--- BEGIN ENTRIES SUPPLIED ---
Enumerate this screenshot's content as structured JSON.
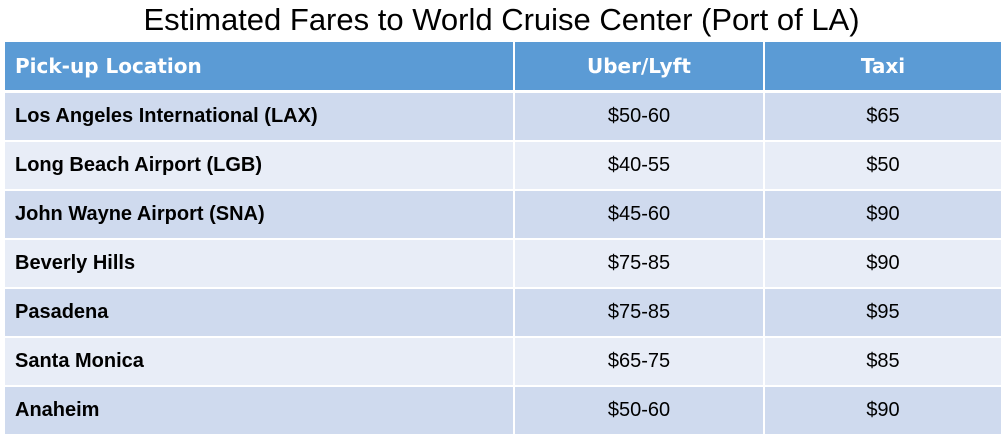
{
  "title": "Estimated Fares to World Cruise Center (Port of LA)",
  "colors": {
    "header_bg": "#5b9bd5",
    "header_text": "#ffffff",
    "row_odd_bg": "#cfdaee",
    "row_even_bg": "#e8edf7"
  },
  "table": {
    "headers": [
      "Pick-up Location",
      "Uber/Lyft",
      "Taxi"
    ],
    "rows": [
      {
        "location": "Los Angeles International (LAX)",
        "uber_lyft": "$50-60",
        "taxi": "$65"
      },
      {
        "location": "Long Beach Airport (LGB)",
        "uber_lyft": "$40-55",
        "taxi": "$50"
      },
      {
        "location": "John Wayne Airport (SNA)",
        "uber_lyft": "$45-60",
        "taxi": "$90"
      },
      {
        "location": "Beverly Hills",
        "uber_lyft": "$75-85",
        "taxi": "$90"
      },
      {
        "location": "Pasadena",
        "uber_lyft": "$75-85",
        "taxi": "$95"
      },
      {
        "location": "Santa Monica",
        "uber_lyft": "$65-75",
        "taxi": "$85"
      },
      {
        "location": "Anaheim",
        "uber_lyft": "$50-60",
        "taxi": "$90"
      }
    ]
  }
}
--- END ENTRIES SUPPLIED ---
(PROBLEM TO SOLVE)
Each line that has the word "Airport" counts once. How many such lines are in the data? Give the number alone.

(CORRECT ANSWER)
2